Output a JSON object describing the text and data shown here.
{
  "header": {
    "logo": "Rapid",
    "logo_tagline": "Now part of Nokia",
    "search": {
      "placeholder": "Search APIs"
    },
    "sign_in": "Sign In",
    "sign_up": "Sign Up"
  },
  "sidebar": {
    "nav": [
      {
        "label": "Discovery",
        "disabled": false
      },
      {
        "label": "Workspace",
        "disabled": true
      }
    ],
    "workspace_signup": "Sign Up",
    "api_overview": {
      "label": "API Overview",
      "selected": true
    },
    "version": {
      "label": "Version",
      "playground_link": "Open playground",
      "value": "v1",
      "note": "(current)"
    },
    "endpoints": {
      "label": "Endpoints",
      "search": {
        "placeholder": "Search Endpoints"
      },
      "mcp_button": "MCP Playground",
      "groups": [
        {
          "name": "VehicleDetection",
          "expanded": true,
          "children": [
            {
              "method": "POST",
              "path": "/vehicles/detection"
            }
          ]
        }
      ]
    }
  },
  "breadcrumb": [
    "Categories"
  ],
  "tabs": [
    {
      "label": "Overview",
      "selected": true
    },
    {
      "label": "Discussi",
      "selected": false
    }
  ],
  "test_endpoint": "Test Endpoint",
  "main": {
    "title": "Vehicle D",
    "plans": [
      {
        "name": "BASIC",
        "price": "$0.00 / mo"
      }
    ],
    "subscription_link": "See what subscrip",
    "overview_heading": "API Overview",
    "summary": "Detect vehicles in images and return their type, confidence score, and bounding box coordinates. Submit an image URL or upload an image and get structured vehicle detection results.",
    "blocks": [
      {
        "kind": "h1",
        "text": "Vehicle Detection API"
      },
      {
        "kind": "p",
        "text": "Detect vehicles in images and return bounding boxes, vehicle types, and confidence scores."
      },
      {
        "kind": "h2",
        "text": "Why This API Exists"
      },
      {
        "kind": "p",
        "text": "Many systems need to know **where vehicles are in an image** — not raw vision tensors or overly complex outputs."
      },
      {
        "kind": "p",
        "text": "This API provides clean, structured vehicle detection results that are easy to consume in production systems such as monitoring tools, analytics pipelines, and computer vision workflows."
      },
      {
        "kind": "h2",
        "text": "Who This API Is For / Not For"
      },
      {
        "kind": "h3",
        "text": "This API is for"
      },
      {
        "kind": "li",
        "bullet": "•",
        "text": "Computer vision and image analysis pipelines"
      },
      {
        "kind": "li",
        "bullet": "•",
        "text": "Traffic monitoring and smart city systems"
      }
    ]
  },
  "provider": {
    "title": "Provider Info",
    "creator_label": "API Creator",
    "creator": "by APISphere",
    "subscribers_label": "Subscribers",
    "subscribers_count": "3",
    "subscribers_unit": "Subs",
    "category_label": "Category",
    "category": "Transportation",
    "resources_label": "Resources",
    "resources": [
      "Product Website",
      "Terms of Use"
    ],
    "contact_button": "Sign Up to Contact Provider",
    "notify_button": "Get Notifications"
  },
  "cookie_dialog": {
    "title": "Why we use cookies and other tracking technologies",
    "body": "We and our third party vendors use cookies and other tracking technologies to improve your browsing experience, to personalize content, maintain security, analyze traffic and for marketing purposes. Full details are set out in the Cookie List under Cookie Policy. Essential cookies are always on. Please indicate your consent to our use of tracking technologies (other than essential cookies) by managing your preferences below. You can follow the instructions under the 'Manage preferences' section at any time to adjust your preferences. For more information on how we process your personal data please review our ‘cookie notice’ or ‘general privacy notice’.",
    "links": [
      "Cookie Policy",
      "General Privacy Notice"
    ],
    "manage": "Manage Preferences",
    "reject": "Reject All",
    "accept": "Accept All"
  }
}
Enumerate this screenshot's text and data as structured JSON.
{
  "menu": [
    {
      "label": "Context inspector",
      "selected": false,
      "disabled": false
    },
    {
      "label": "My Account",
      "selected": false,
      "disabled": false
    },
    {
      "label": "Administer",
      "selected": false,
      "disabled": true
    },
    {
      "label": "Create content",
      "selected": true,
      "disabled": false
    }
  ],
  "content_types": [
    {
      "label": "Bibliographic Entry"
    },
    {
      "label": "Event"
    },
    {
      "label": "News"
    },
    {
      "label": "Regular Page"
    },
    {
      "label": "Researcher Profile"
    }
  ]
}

====

Task prompt:
For each line of the listing that holds the word "results", show that line.

Solved exercise:
    "summary": "Detect vehicles in images and return their type, confidence score, and bounding box coordinates. Submit an image URL or upload an image and get structured vehicle detection results.",
        "text": "This API provides clean, structured vehicle detection results that are easy to consume in production systems such as monitoring tools, analytics pipelines, and computer vision workflows."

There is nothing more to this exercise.